Task directions
Copy the records below exactly, leaving out every picture.
## START
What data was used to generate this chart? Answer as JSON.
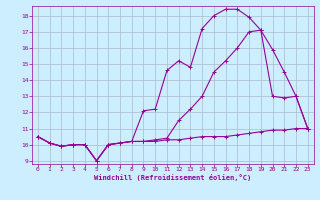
{
  "xlabel": "Windchill (Refroidissement éolien,°C)",
  "background_color": "#cceeff",
  "grid_color": "#aabbcc",
  "line_color": "#990099",
  "xlim": [
    -0.5,
    23.5
  ],
  "ylim": [
    8.8,
    18.6
  ],
  "yticks": [
    9,
    10,
    11,
    12,
    13,
    14,
    15,
    16,
    17,
    18
  ],
  "xticks": [
    0,
    1,
    2,
    3,
    4,
    5,
    6,
    7,
    8,
    9,
    10,
    11,
    12,
    13,
    14,
    15,
    16,
    17,
    18,
    19,
    20,
    21,
    22,
    23
  ],
  "line1_x": [
    0,
    1,
    2,
    3,
    4,
    5,
    6,
    7,
    8,
    9,
    10,
    11,
    12,
    13,
    14,
    15,
    16,
    17,
    18,
    19,
    20,
    21,
    22,
    23
  ],
  "line1_y": [
    10.5,
    10.1,
    9.9,
    10.0,
    10.0,
    9.0,
    10.0,
    10.1,
    10.2,
    12.1,
    12.2,
    14.6,
    15.2,
    14.8,
    17.2,
    18.0,
    18.4,
    18.4,
    17.9,
    17.1,
    13.0,
    12.9,
    13.0,
    11.0
  ],
  "line2_x": [
    0,
    1,
    2,
    3,
    4,
    5,
    6,
    7,
    8,
    9,
    10,
    11,
    12,
    13,
    14,
    15,
    16,
    17,
    18,
    19,
    20,
    21,
    22,
    23
  ],
  "line2_y": [
    10.5,
    10.1,
    9.9,
    10.0,
    10.0,
    9.0,
    10.0,
    10.1,
    10.2,
    10.2,
    10.3,
    10.4,
    11.5,
    12.2,
    13.0,
    14.5,
    15.2,
    16.0,
    17.0,
    17.1,
    15.9,
    14.5,
    13.0,
    11.0
  ],
  "line3_x": [
    0,
    1,
    2,
    3,
    4,
    5,
    6,
    7,
    8,
    9,
    10,
    11,
    12,
    13,
    14,
    15,
    16,
    17,
    18,
    19,
    20,
    21,
    22,
    23
  ],
  "line3_y": [
    10.5,
    10.1,
    9.9,
    10.0,
    10.0,
    9.0,
    10.0,
    10.1,
    10.2,
    10.2,
    10.2,
    10.3,
    10.3,
    10.4,
    10.5,
    10.5,
    10.5,
    10.6,
    10.7,
    10.8,
    10.9,
    10.9,
    11.0,
    11.0
  ]
}
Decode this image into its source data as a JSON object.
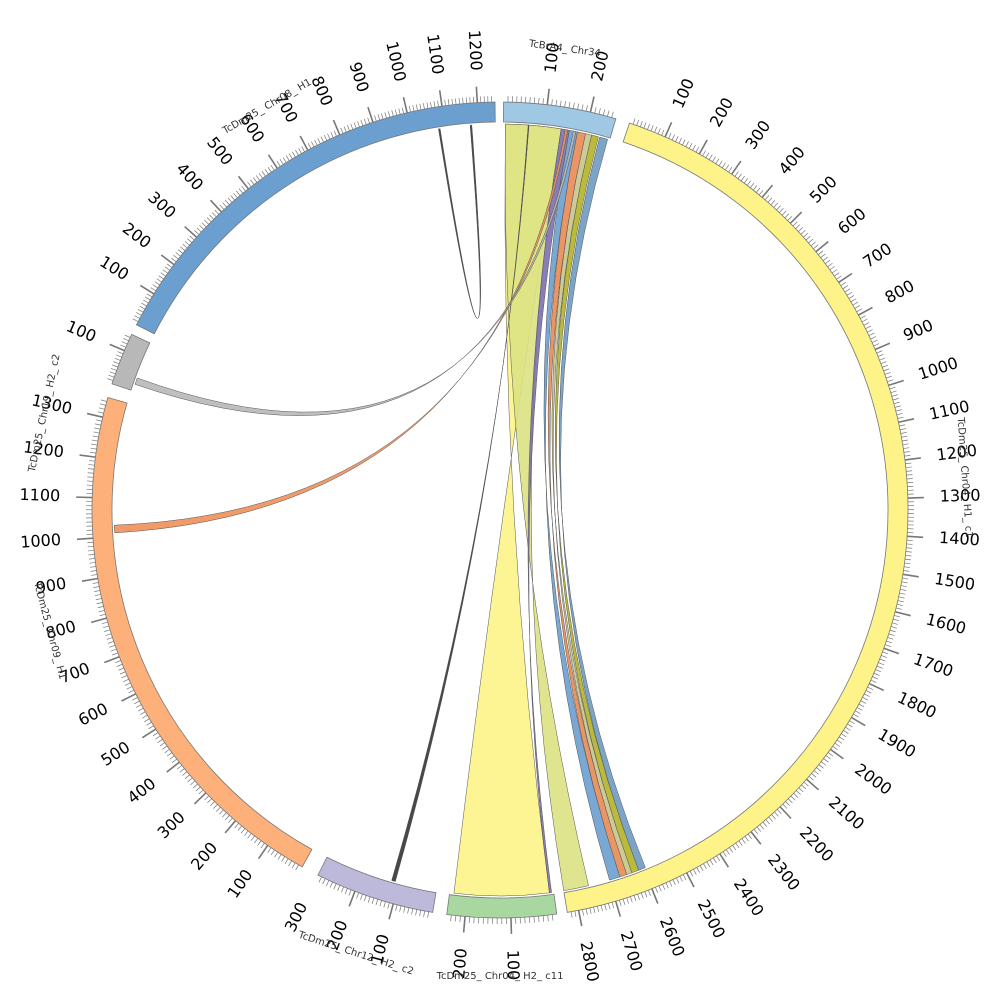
{
  "chart_data": {
    "type": "chord",
    "segments": [
      {
        "id": "brA4",
        "label": "TcBrA4_ Chr34",
        "color": "#9ec8e3",
        "length": 260,
        "ticks": [
          100,
          200
        ]
      },
      {
        "id": "d04h1",
        "label": "TcDm25_ Chr04_ H1_ c1",
        "color": "#fdf388",
        "length": 2830,
        "ticks": [
          100,
          200,
          300,
          400,
          500,
          600,
          700,
          800,
          900,
          1000,
          1100,
          1200,
          1300,
          1400,
          1500,
          1600,
          1700,
          1800,
          1900,
          2000,
          2100,
          2200,
          2300,
          2400,
          2500,
          2600,
          2700,
          2800
        ]
      },
      {
        "id": "d04h2",
        "label": "TcDm25_ Chr04_ H2_ c11",
        "color": "#a8d8a0",
        "length": 240,
        "ticks": [
          100,
          200
        ]
      },
      {
        "id": "d12",
        "label": "TcDm25_ Chr12_ H2_ c2",
        "color": "#bdb9da",
        "length": 300,
        "ticks": [
          100,
          200,
          300
        ]
      },
      {
        "id": "d09",
        "label": "TcDm25_ Chr09_ H1",
        "color": "#fdb07a",
        "length": 1350,
        "ticks": [
          100,
          200,
          300,
          400,
          500,
          600,
          700,
          800,
          900,
          1000,
          1100,
          1200,
          1300
        ]
      },
      {
        "id": "d19",
        "label": "TcDm25_ Chr19_ H2_ c2",
        "color": "#b8b8b8",
        "length": 150,
        "ticks": [
          100
        ]
      },
      {
        "id": "d08",
        "label": "TcDm25_ Chr08_ H1",
        "color": "#6a9fcf",
        "length": 1250,
        "ticks": [
          100,
          200,
          300,
          400,
          500,
          600,
          700,
          800,
          900,
          1000,
          1100,
          1200
        ]
      }
    ],
    "links": [
      {
        "a": [
          "brA4",
          5,
          140
        ],
        "b": [
          "d04h2",
          230,
          10
        ],
        "color": "#fdf388"
      },
      {
        "a": [
          "brA4",
          5,
          140
        ],
        "b": [
          "d04h1",
          2830,
          2760
        ],
        "color": "#dce282"
      },
      {
        "a": [
          "brA4",
          140,
          160
        ],
        "b": [
          "d04h2",
          10,
          5
        ],
        "color": "#7b6fae"
      },
      {
        "a": [
          "brA4",
          160,
          180
        ],
        "b": [
          "d04h1",
          2700,
          2670
        ],
        "color": "#6a9fcf"
      },
      {
        "a": [
          "brA4",
          180,
          200
        ],
        "b": [
          "d04h1",
          2670,
          2650
        ],
        "color": "#e88a52"
      },
      {
        "a": [
          "brA4",
          200,
          215
        ],
        "b": [
          "d04h1",
          2650,
          2635
        ],
        "color": "#c9c48a"
      },
      {
        "a": [
          "brA4",
          215,
          232
        ],
        "b": [
          "d04h1",
          2635,
          2615
        ],
        "color": "#b3b328"
      },
      {
        "a": [
          "brA4",
          235,
          255
        ],
        "b": [
          "d04h1",
          2615,
          2595
        ],
        "color": "#6e9ac0"
      },
      {
        "a": [
          "brA4",
          60,
          62
        ],
        "b": [
          "d12",
          120,
          110
        ],
        "color": "#333333"
      },
      {
        "a": [
          "brA4",
          150,
          156
        ],
        "b": [
          "d09",
          1030,
          1010
        ],
        "color": "#f0905a"
      },
      {
        "a": [
          "brA4",
          170,
          176
        ],
        "b": [
          "d19",
          40,
          20
        ],
        "color": "#b8b8b8"
      },
      {
        "a": [
          "d08",
          1080,
          1085
        ],
        "b": [
          "d08",
          1175,
          1180
        ],
        "color": "#333333"
      }
    ]
  }
}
## END
Task answer
What data was used to generate this chart? Answer as JSON.
{
  "xlabel": "Windchill (Refroidissement éolien,°C)",
  "background_color": "#cceeff",
  "grid_color": "#aabbcc",
  "line_color": "#990099",
  "xlim": [
    -0.5,
    23.5
  ],
  "ylim": [
    8.8,
    18.6
  ],
  "yticks": [
    9,
    10,
    11,
    12,
    13,
    14,
    15,
    16,
    17,
    18
  ],
  "xticks": [
    0,
    1,
    2,
    3,
    4,
    5,
    6,
    7,
    8,
    9,
    10,
    11,
    12,
    13,
    14,
    15,
    16,
    17,
    18,
    19,
    20,
    21,
    22,
    23
  ],
  "line1_x": [
    0,
    1,
    2,
    3,
    4,
    5,
    6,
    7,
    8,
    9,
    10,
    11,
    12,
    13,
    14,
    15,
    16,
    17,
    18,
    19,
    20,
    21,
    22,
    23
  ],
  "line1_y": [
    10.5,
    10.1,
    9.9,
    10.0,
    10.0,
    9.0,
    10.0,
    10.1,
    10.2,
    12.1,
    12.2,
    14.6,
    15.2,
    14.8,
    17.2,
    18.0,
    18.4,
    18.4,
    17.9,
    17.1,
    13.0,
    12.9,
    13.0,
    11.0
  ],
  "line2_x": [
    0,
    1,
    2,
    3,
    4,
    5,
    6,
    7,
    8,
    9,
    10,
    11,
    12,
    13,
    14,
    15,
    16,
    17,
    18,
    19,
    20,
    21,
    22,
    23
  ],
  "line2_y": [
    10.5,
    10.1,
    9.9,
    10.0,
    10.0,
    9.0,
    10.0,
    10.1,
    10.2,
    10.2,
    10.3,
    10.4,
    11.5,
    12.2,
    13.0,
    14.5,
    15.2,
    16.0,
    17.0,
    17.1,
    15.9,
    14.5,
    13.0,
    11.0
  ],
  "line3_x": [
    0,
    1,
    2,
    3,
    4,
    5,
    6,
    7,
    8,
    9,
    10,
    11,
    12,
    13,
    14,
    15,
    16,
    17,
    18,
    19,
    20,
    21,
    22,
    23
  ],
  "line3_y": [
    10.5,
    10.1,
    9.9,
    10.0,
    10.0,
    9.0,
    10.0,
    10.1,
    10.2,
    10.2,
    10.2,
    10.3,
    10.3,
    10.4,
    10.5,
    10.5,
    10.5,
    10.6,
    10.7,
    10.8,
    10.9,
    10.9,
    11.0,
    11.0
  ]
}
Decode this image into its source data as a JSON object.
{
  "chart_data": {
    "type": "chord",
    "segments": [
      {
        "id": "brA4",
        "label": "TcBrA4_ Chr34",
        "color": "#9ec8e3",
        "length": 260,
        "ticks": [
          100,
          200
        ]
      },
      {
        "id": "d04h1",
        "label": "TcDm25_ Chr04_ H1_ c1",
        "color": "#fdf388",
        "length": 2830,
        "ticks": [
          100,
          200,
          300,
          400,
          500,
          600,
          700,
          800,
          900,
          1000,
          1100,
          1200,
          1300,
          1400,
          1500,
          1600,
          1700,
          1800,
          1900,
          2000,
          2100,
          2200,
          2300,
          2400,
          2500,
          2600,
          2700,
          2800
        ]
      },
      {
        "id": "d04h2",
        "label": "TcDm25_ Chr04_ H2_ c11",
        "color": "#a8d8a0",
        "length": 240,
        "ticks": [
          100,
          200
        ]
      },
      {
        "id": "d12",
        "label": "TcDm25_ Chr12_ H2_ c2",
        "color": "#bdb9da",
        "length": 300,
        "ticks": [
          100,
          200,
          300
        ]
      },
      {
        "id": "d09",
        "label": "TcDm25_ Chr09_ H1",
        "color": "#fdb07a",
        "length": 1350,
        "ticks": [
          100,
          200,
          300,
          400,
          500,
          600,
          700,
          800,
          900,
          1000,
          1100,
          1200,
          1300
        ]
      },
      {
        "id": "d19",
        "label": "TcDm25_ Chr19_ H2_ c2",
        "color": "#b8b8b8",
        "length": 150,
        "ticks": [
          100
        ]
      },
      {
        "id": "d08",
        "label": "TcDm25_ Chr08_ H1",
        "color": "#6a9fcf",
        "length": 1250,
        "ticks": [
          100,
          200,
          300,
          400,
          500,
          600,
          700,
          800,
          900,
          1000,
          1100,
          1200
        ]
      }
    ],
    "links": [
      {
        "a": [
          "brA4",
          5,
          140
        ],
        "b": [
          "d04h2",
          230,
          10
        ],
        "color": "#fdf388"
      },
      {
        "a": [
          "brA4",
          5,
          140
        ],
        "b": [
          "d04h1",
          2830,
          2760
        ],
        "color": "#dce282"
      },
      {
        "a": [
          "brA4",
          140,
          160
        ],
        "b": [
          "d04h2",
          10,
          5
        ],
        "color": "#7b6fae"
      },
      {
        "a": [
          "brA4",
          160,
          180
        ],
        "b": [
          "d04h1",
          2700,
          2670
        ],
        "color": "#6a9fcf"
      },
      {
        "a": [
          "brA4",
          180,
          200
        ],
        "b": [
          "d04h1",
          2670,
          2650
        ],
        "color": "#e88a52"
      },
      {
        "a": [
          "brA4",
          200,
          215
        ],
        "b": [
          "d04h1",
          2650,
          2635
        ],
        "color": "#c9c48a"
      },
      {
        "a": [
          "brA4",
          215,
          232
        ],
        "b": [
          "d04h1",
          2635,
          2615
        ],
        "color": "#b3b328"
      },
      {
        "a": [
          "brA4",
          235,
          255
        ],
        "b": [
          "d04h1",
          2615,
          2595
        ],
        "color": "#6e9ac0"
      },
      {
        "a": [
          "brA4",
          60,
          62
        ],
        "b": [
          "d12",
          120,
          110
        ],
        "color": "#333333"
      },
      {
        "a": [
          "brA4",
          150,
          156
        ],
        "b": [
          "d09",
          1030,
          1010
        ],
        "color": "#f0905a"
      },
      {
        "a": [
          "brA4",
          170,
          176
        ],
        "b": [
          "d19",
          40,
          20
        ],
        "color": "#b8b8b8"
      },
      {
        "a": [
          "d08",
          1080,
          1085
        ],
        "b": [
          "d08",
          1175,
          1180
        ],
        "color": "#333333"
      }
    ]
  }
}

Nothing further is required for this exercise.